Task details >>
Identify all lines in the data containing the string "spaken". Copy them out.

Records for the task >>

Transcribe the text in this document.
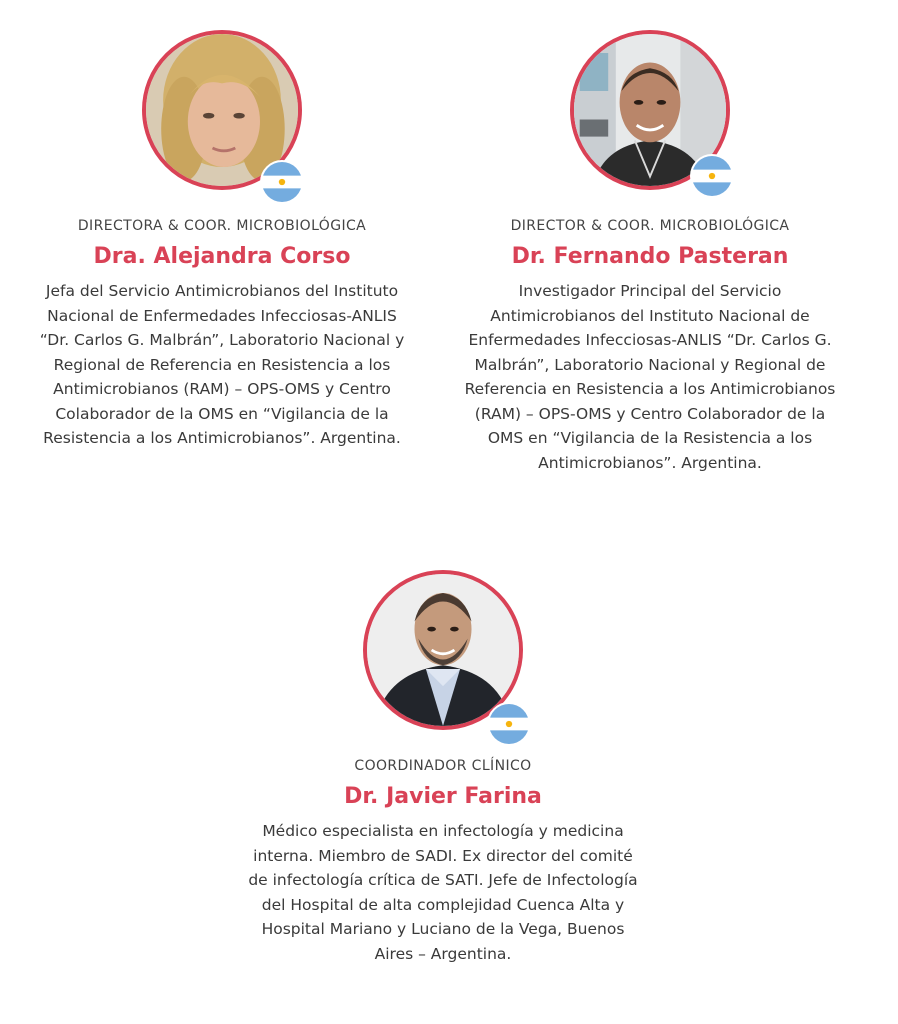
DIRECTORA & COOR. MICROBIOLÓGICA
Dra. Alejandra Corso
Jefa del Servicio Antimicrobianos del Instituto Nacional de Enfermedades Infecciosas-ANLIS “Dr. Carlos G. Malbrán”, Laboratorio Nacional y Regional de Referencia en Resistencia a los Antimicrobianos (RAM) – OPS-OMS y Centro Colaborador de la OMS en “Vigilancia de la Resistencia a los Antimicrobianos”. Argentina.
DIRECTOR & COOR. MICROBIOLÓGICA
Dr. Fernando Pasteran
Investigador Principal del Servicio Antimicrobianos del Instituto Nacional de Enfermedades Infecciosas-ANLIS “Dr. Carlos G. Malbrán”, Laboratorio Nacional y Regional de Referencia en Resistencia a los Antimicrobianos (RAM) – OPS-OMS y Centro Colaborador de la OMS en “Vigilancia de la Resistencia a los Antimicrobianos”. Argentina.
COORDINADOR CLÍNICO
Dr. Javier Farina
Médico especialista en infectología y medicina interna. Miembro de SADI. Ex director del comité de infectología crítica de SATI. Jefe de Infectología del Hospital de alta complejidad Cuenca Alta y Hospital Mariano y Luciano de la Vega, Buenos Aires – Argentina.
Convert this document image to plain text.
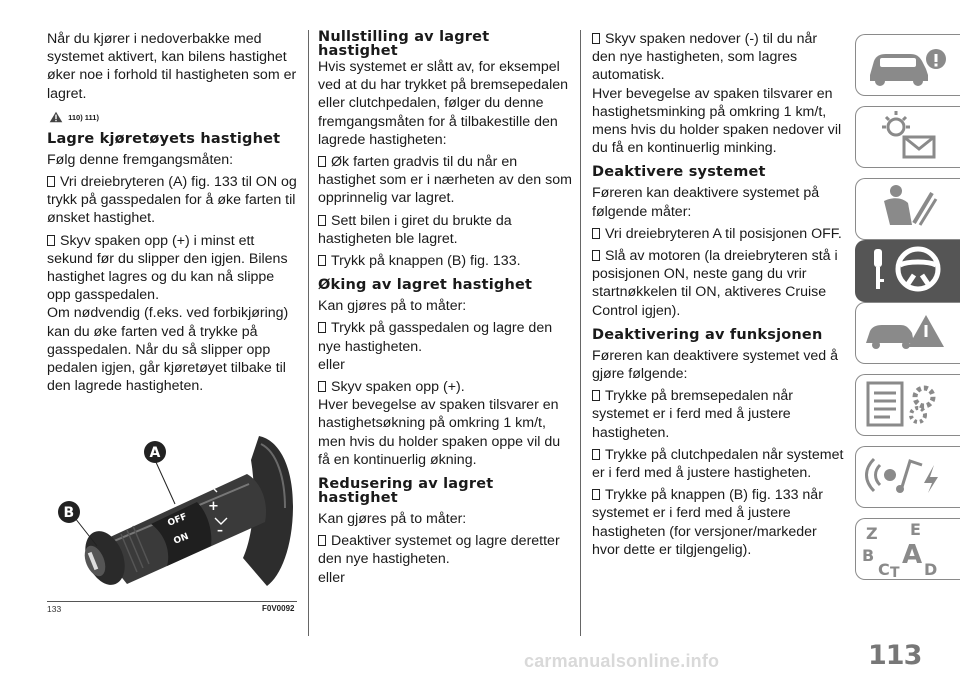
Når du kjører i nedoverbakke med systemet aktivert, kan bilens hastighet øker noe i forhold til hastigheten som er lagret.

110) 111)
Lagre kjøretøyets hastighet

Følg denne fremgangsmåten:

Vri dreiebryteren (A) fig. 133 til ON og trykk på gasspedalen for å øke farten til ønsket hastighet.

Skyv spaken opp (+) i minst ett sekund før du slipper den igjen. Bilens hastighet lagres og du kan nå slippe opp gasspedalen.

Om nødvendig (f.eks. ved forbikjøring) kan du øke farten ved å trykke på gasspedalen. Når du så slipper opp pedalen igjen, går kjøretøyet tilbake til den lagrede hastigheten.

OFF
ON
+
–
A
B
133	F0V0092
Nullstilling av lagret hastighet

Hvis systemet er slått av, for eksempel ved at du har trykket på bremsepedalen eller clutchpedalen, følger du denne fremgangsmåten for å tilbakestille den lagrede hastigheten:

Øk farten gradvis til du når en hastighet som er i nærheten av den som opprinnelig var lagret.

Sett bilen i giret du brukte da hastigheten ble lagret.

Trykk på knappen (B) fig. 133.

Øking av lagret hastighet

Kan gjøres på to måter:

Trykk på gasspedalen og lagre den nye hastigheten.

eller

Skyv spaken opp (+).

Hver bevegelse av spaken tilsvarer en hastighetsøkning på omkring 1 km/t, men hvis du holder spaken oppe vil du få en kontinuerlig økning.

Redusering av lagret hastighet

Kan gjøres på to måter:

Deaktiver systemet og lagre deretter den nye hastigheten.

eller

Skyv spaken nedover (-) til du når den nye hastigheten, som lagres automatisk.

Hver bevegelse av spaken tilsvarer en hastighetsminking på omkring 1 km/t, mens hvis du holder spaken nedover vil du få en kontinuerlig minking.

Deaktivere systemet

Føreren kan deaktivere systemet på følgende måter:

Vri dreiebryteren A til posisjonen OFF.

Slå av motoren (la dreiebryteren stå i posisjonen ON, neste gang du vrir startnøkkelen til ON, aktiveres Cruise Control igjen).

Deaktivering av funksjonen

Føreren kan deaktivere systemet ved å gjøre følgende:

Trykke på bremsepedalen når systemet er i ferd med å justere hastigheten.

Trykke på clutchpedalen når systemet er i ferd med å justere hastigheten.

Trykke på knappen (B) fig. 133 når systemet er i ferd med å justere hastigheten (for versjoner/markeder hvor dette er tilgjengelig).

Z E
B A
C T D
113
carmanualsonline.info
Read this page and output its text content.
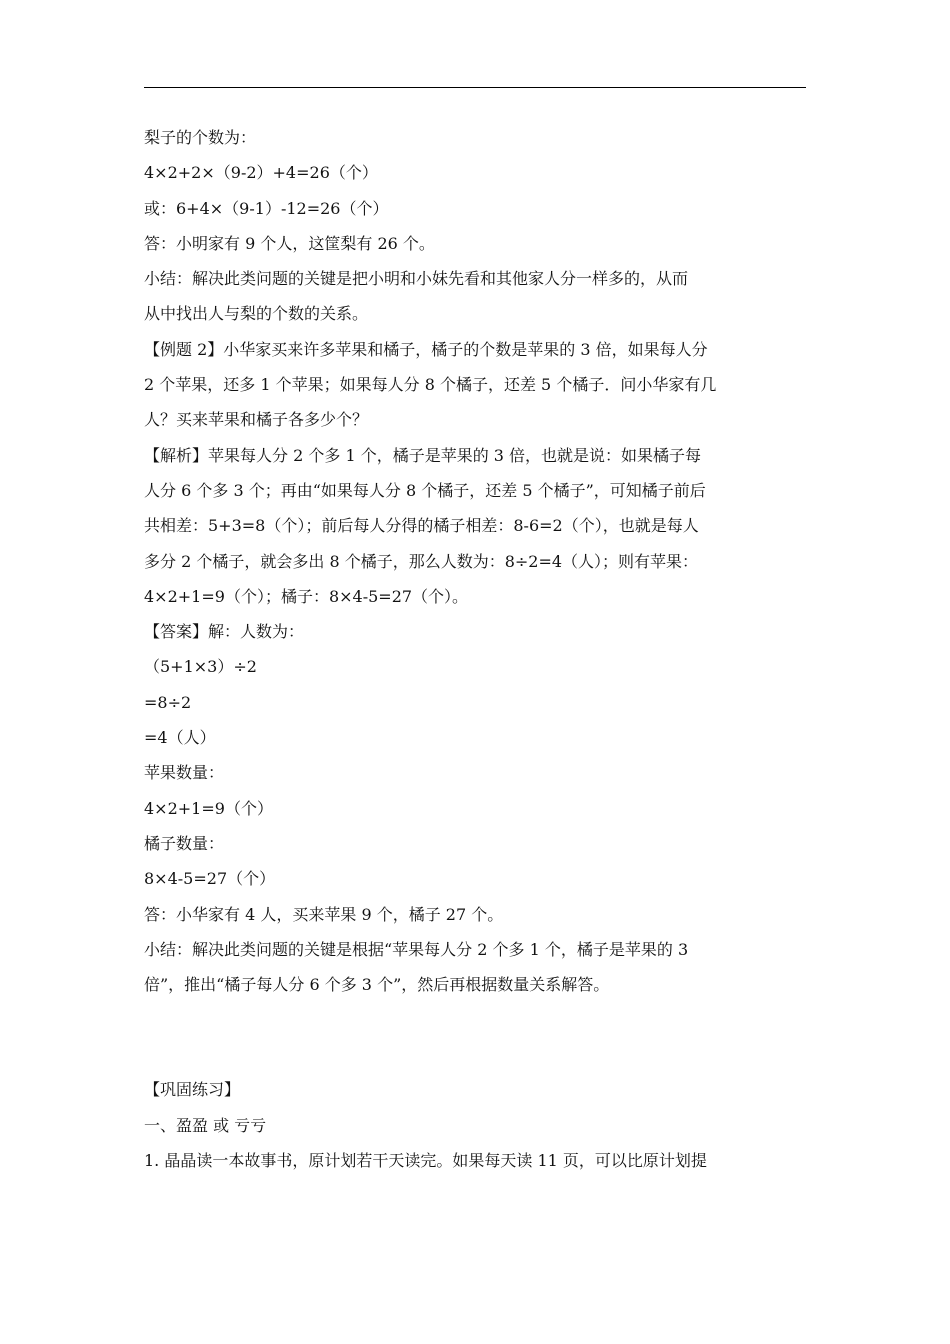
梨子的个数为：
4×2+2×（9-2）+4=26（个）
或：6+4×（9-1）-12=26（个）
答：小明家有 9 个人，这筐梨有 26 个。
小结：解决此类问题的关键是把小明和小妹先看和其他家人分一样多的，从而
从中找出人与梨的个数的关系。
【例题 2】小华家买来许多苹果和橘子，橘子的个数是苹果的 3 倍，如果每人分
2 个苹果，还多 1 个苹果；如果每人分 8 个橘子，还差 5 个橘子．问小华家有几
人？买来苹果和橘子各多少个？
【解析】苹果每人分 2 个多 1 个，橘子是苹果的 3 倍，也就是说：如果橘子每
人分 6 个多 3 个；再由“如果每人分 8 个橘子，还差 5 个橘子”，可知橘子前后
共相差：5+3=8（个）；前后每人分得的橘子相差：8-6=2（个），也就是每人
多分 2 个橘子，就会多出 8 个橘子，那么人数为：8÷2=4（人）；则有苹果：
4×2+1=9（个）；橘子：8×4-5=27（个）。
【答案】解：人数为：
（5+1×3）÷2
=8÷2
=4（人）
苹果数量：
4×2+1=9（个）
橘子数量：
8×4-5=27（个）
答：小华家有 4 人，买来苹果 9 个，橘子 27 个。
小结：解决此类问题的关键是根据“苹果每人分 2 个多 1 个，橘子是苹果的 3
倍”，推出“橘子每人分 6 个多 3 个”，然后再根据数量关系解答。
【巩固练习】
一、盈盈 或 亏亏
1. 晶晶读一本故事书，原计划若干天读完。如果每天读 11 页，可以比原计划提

Solution to this problem >>
Skyv spaken opp (+) i minst ett sekund før du slipper den igjen. Bilens hastighet lagres og du kan nå slippe opp gasspedalen.
Skyv spaken opp (+).
Hver bevegelse av spaken tilsvarer en hastighetsøkning på omkring 1 km/t, men hvis du holder spaken oppe vil du få en kontinuerlig økning.
Skyv spaken nedover (-) til du når den nye hastigheten, som lagres automatisk.
Hver bevegelse av spaken tilsvarer en hastighetsminking på omkring 1 km/t, mens hvis du holder spaken nedover vil du få en kontinuerlig minking.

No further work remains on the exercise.